#### Exercise inputs

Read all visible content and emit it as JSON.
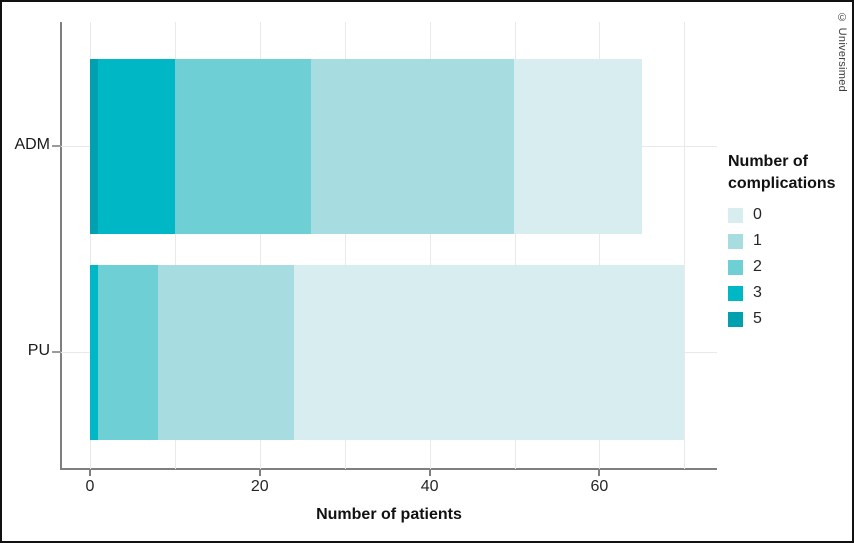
{
  "copyright": "© Universimed",
  "chart_data": {
    "type": "bar",
    "orientation": "horizontal",
    "stacked": true,
    "title": "",
    "xlabel": "Number of patients",
    "ylabel": "",
    "categories": [
      "ADM",
      "PU"
    ],
    "series": [
      {
        "name": "5",
        "color": "#00a0ae",
        "values": [
          1,
          0
        ]
      },
      {
        "name": "3",
        "color": "#00b7c6",
        "values": [
          9,
          1
        ]
      },
      {
        "name": "2",
        "color": "#6ecfd4",
        "values": [
          16,
          7
        ]
      },
      {
        "name": "1",
        "color": "#a7dde1",
        "values": [
          24,
          16
        ]
      },
      {
        "name": "0",
        "color": "#d8edef",
        "values": [
          15,
          46
        ]
      }
    ],
    "category_totals": [
      65,
      70
    ],
    "x_ticks": [
      0,
      20,
      40,
      60
    ],
    "x_minor_gridlines": [
      10,
      30,
      50,
      70
    ],
    "xlim": [
      0,
      73
    ],
    "grid": true,
    "legend": {
      "title": "Number of complications",
      "entries": [
        "0",
        "1",
        "2",
        "3",
        "5"
      ],
      "position": "right"
    },
    "colors": {
      "axis": "#7f7f7f",
      "gridline": "#e9e9e9",
      "text": "#1a1a1a"
    }
  }
}
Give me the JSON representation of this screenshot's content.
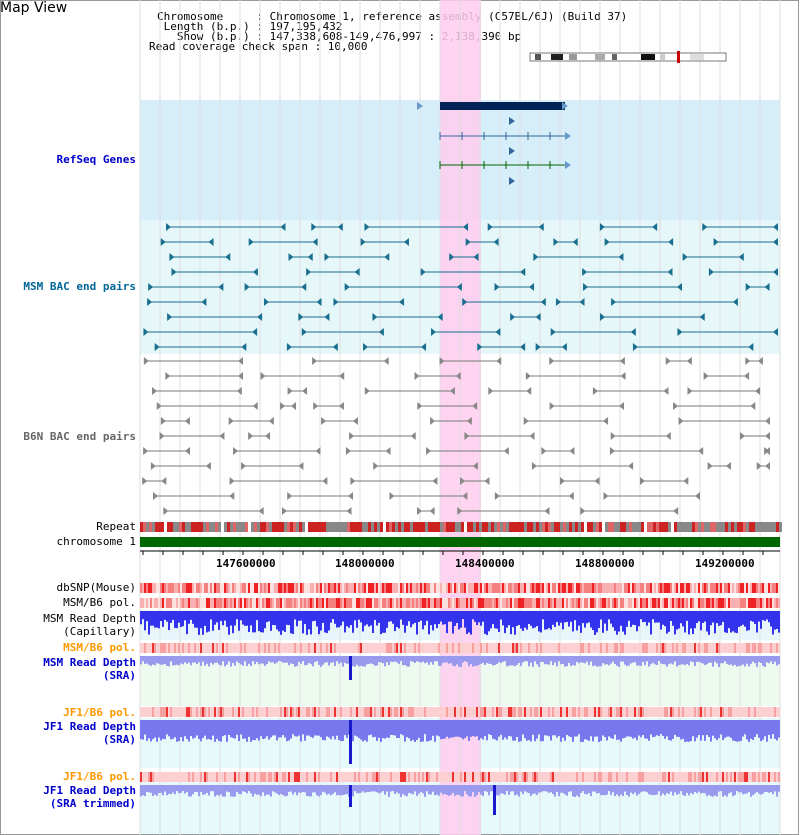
{
  "header": {
    "title": "Map View",
    "info_lines": [
      "Chromosome     : Chromosome 1, reference assembly (C57BL/6J) (Build 37)",
      " Length (b.p.) : 197,195,432",
      "   Show (b.p.) : 147,338,608-149,476,997 : 2,138,390 bp",
      "Read coverage check span : 10,000"
    ]
  },
  "tracks": {
    "refseq": "RefSeq Genes",
    "msm_bac": "MSM BAC end pairs",
    "b6n_bac": "B6N BAC end pairs",
    "repeat": "Repeat",
    "chromosome": "chromosome 1",
    "dbsnp": "dbSNP(Mouse)",
    "msm_b6_pol": "MSM/B6 pol.",
    "msm_depth_cap_1": "MSM Read Depth",
    "msm_depth_cap_2": "(Capillary)",
    "msm_b6_pol2": "MSM/B6 pol.",
    "msm_depth_sra_1": "MSM Read Depth",
    "msm_depth_sra_2": "(SRA)",
    "jf1_b6_pol": "JF1/B6 pol.",
    "jf1_depth_sra_1": "JF1 Read Depth",
    "jf1_depth_sra_2": "(SRA)",
    "jf1_b6_pol2": "JF1/B6 pol.",
    "jf1_depth_trim_1": "JF1 Read Depth",
    "jf1_depth_trim_2": "(SRA trimmed)"
  },
  "axis_ticks": [
    "147600000",
    "148000000",
    "148400000",
    "148800000",
    "149200000"
  ],
  "colors": {
    "refseq_label": "#0000cc",
    "msm_label": "#006699",
    "b6n_label": "#666666",
    "pol_label": "#ff9900",
    "depth_label": "#0000cc",
    "highlight": "#ffccee",
    "refseq_bg": "#d6eefa",
    "msm_bg": "#e6f7f9",
    "chromosome_bar": "#006600"
  }
}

########

◆ Prompt: Where pictures sit among the data above, omit them, and output the rest exactly.

◆ Answer section:
Read all visible content and emit it as JSON.
{
  "copyright": "© Universimed",
  "chart_data": {
    "type": "bar",
    "orientation": "horizontal",
    "stacked": true,
    "title": "",
    "xlabel": "Number of patients",
    "ylabel": "",
    "categories": [
      "ADM",
      "PU"
    ],
    "series": [
      {
        "name": "5",
        "color": "#00a0ae",
        "values": [
          1,
          0
        ]
      },
      {
        "name": "3",
        "color": "#00b7c6",
        "values": [
          9,
          1
        ]
      },
      {
        "name": "2",
        "color": "#6ecfd4",
        "values": [
          16,
          7
        ]
      },
      {
        "name": "1",
        "color": "#a7dde1",
        "values": [
          24,
          16
        ]
      },
      {
        "name": "0",
        "color": "#d8edef",
        "values": [
          15,
          46
        ]
      }
    ],
    "category_totals": [
      65,
      70
    ],
    "x_ticks": [
      0,
      20,
      40,
      60
    ],
    "x_minor_gridlines": [
      10,
      30,
      50,
      70
    ],
    "xlim": [
      0,
      73
    ],
    "grid": true,
    "legend": {
      "title": "Number of complications",
      "entries": [
        "0",
        "1",
        "2",
        "3",
        "5"
      ],
      "position": "right"
    },
    "colors": {
      "axis": "#7f7f7f",
      "gridline": "#e9e9e9",
      "text": "#1a1a1a"
    }
  }
}
Give me the JSON representation of this screenshot's content.
{
  "header": {
    "title": "Map View",
    "info_lines": [
      "Chromosome     : Chromosome 1, reference assembly (C57BL/6J) (Build 37)",
      " Length (b.p.) : 197,195,432",
      "   Show (b.p.) : 147,338,608-149,476,997 : 2,138,390 bp",
      "Read coverage check span : 10,000"
    ]
  },
  "tracks": {
    "refseq": "RefSeq Genes",
    "msm_bac": "MSM BAC end pairs",
    "b6n_bac": "B6N BAC end pairs",
    "repeat": "Repeat",
    "chromosome": "chromosome 1",
    "dbsnp": "dbSNP(Mouse)",
    "msm_b6_pol": "MSM/B6 pol.",
    "msm_depth_cap_1": "MSM Read Depth",
    "msm_depth_cap_2": "(Capillary)",
    "msm_b6_pol2": "MSM/B6 pol.",
    "msm_depth_sra_1": "MSM Read Depth",
    "msm_depth_sra_2": "(SRA)",
    "jf1_b6_pol": "JF1/B6 pol.",
    "jf1_depth_sra_1": "JF1 Read Depth",
    "jf1_depth_sra_2": "(SRA)",
    "jf1_b6_pol2": "JF1/B6 pol.",
    "jf1_depth_trim_1": "JF1 Read Depth",
    "jf1_depth_trim_2": "(SRA trimmed)"
  },
  "axis_ticks": [
    "147600000",
    "148000000",
    "148400000",
    "148800000",
    "149200000"
  ],
  "colors": {
    "refseq_label": "#0000cc",
    "msm_label": "#006699",
    "b6n_label": "#666666",
    "pol_label": "#ff9900",
    "depth_label": "#0000cc",
    "highlight": "#ffccee",
    "refseq_bg": "#d6eefa",
    "msm_bg": "#e6f7f9",
    "chromosome_bar": "#006600"
  }
}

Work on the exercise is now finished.